■ Exercise ■
Please reproduce the rows word for word, from the first row through the row containing "grade-cell: 94.00 % (94.00) xyxy=(90,722,301,752)", both included.
==================================================
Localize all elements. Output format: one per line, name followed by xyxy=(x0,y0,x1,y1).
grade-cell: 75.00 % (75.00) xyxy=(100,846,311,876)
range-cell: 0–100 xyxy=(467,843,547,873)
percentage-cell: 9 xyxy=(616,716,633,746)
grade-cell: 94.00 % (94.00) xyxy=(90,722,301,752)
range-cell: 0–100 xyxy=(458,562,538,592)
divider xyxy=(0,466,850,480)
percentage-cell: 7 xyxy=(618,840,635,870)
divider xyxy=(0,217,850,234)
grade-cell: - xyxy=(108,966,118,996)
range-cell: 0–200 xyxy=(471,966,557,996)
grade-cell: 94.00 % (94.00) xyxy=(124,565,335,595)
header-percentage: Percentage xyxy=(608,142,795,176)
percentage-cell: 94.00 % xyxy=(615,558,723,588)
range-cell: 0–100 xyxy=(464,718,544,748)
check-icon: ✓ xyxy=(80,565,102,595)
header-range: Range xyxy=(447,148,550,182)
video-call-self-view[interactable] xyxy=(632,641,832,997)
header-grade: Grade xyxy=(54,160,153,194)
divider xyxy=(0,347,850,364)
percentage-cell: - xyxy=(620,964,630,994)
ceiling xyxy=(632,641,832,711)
==================================================
■ Result below ■
Localize all elements. Output format: one per line, name followed by xyxy=(x0,y0,x1,y1).
grade-cell: 75.00 % (75.00) xyxy=(100,846,311,876)
range-cell: 0–100 xyxy=(467,843,547,873)
percentage-cell: 9 xyxy=(616,716,633,746)
grade-cell: 94.00 % (94.00) xyxy=(90,722,301,752)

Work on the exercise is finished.